> Problem requirements: Within the records below, find each line that holds the string "Madame", then copy it.

═══ Listed entries

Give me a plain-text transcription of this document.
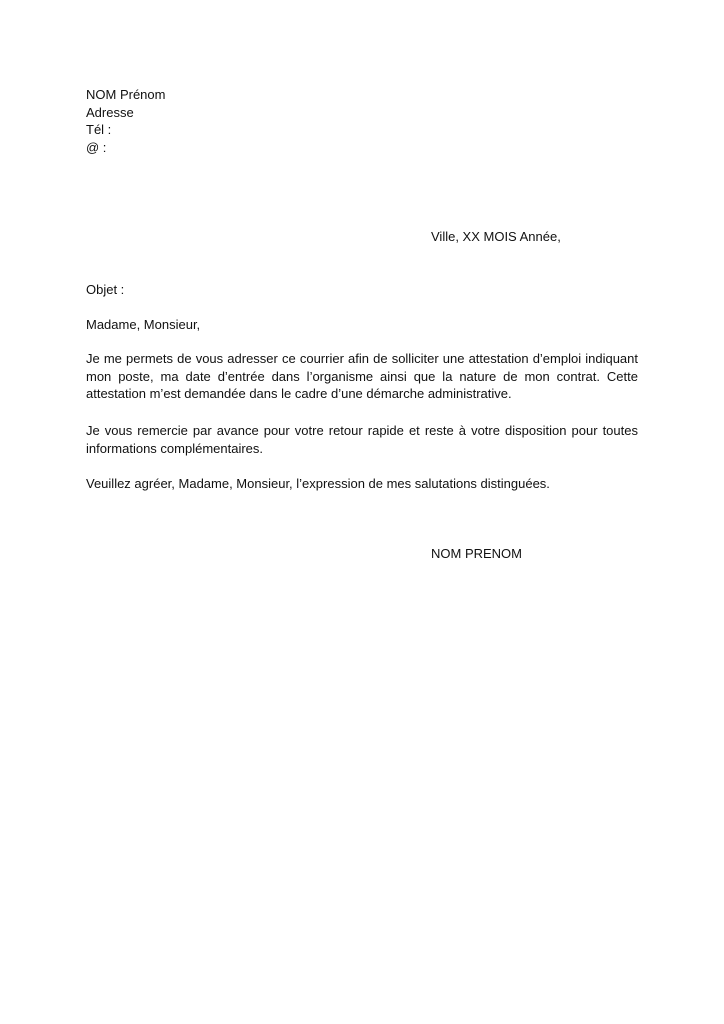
NOM Prénom
Adresse
Tél :
@ :
Ville, XX MOIS Année,
Objet :
Madame, Monsieur,

Je me permets de vous adresser ce courrier afin de solliciter une attestation d’emploi indiquant mon poste, ma date d’entrée dans l’organisme ainsi que la nature de mon contrat. Cette attestation m’est demandée dans le cadre d’une démarche administrative.

Je vous remercie par avance pour votre retour rapide et reste à votre disposition pour toutes informations complémentaires.

Veuillez agréer, Madame, Monsieur, l’expression de mes salutations distinguées.

NOM PRENOM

══════

> Result for this task:
Madame, Monsieur,
Veuillez agréer, Madame, Monsieur, l’expression de mes salutations distinguées.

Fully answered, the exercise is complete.